Each line of the listing that contains the word "Київ" is to be copied.

SOURCE DATA:
☆ ☆ ☆ ☆ ☆ ☆ ☆

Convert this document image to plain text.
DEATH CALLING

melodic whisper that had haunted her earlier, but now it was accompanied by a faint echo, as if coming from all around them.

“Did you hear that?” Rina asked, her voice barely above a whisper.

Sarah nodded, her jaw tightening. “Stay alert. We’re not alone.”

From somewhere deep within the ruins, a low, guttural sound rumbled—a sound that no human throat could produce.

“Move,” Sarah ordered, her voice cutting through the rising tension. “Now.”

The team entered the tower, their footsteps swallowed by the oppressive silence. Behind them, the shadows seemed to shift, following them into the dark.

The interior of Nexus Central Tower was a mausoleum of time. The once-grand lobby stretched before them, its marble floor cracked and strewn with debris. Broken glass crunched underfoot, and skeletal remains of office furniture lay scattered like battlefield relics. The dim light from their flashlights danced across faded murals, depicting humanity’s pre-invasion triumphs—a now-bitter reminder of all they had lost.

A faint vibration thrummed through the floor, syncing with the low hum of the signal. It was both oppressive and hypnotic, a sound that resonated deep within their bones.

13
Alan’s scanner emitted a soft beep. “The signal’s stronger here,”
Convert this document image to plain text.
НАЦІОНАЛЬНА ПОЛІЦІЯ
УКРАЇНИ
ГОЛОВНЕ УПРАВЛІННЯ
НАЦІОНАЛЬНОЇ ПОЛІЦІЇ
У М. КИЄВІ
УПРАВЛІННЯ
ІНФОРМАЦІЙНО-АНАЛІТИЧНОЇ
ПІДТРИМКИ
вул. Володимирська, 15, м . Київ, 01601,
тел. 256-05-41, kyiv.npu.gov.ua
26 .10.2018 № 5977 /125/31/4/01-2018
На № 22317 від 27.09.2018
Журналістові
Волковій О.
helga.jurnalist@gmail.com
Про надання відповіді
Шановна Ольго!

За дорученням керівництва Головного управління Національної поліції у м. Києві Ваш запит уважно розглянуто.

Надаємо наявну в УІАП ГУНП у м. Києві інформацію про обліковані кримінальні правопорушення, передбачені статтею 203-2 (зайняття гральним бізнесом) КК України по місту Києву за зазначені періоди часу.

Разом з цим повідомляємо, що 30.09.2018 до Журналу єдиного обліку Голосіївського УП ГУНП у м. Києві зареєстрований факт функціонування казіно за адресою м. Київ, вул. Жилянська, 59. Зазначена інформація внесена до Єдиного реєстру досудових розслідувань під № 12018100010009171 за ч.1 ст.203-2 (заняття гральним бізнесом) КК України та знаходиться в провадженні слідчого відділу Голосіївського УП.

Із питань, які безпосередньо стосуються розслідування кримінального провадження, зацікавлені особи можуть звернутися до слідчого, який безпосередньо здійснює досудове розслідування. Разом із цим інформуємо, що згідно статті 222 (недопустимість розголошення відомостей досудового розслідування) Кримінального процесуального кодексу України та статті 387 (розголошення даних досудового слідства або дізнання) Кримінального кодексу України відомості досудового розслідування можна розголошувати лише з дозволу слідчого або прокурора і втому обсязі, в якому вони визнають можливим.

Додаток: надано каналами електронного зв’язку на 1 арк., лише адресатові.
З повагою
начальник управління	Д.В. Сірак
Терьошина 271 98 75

☆ ☆ ☆ ☆ ☆ ☆ ☆

FINISHED ANSWER:
вул. Володимирська, 15, м . Київ, 01601,
Разом з цим повідомляємо, що 30.09.2018 до Журналу єдиного обліку Голосіївського УП ГУНП у м. Києві зареєстрований факт функціонування казіно за адресою м. Київ, вул. Жилянська, 59. Зазначена інформація внесена до Єдиного реєстру досудових розслідувань під № 12018100010009171 за ч.1 ст.203-2 (заняття гральним бізнесом) КК України та знаходиться в провадженні слідчого відділу Голосіївського УП.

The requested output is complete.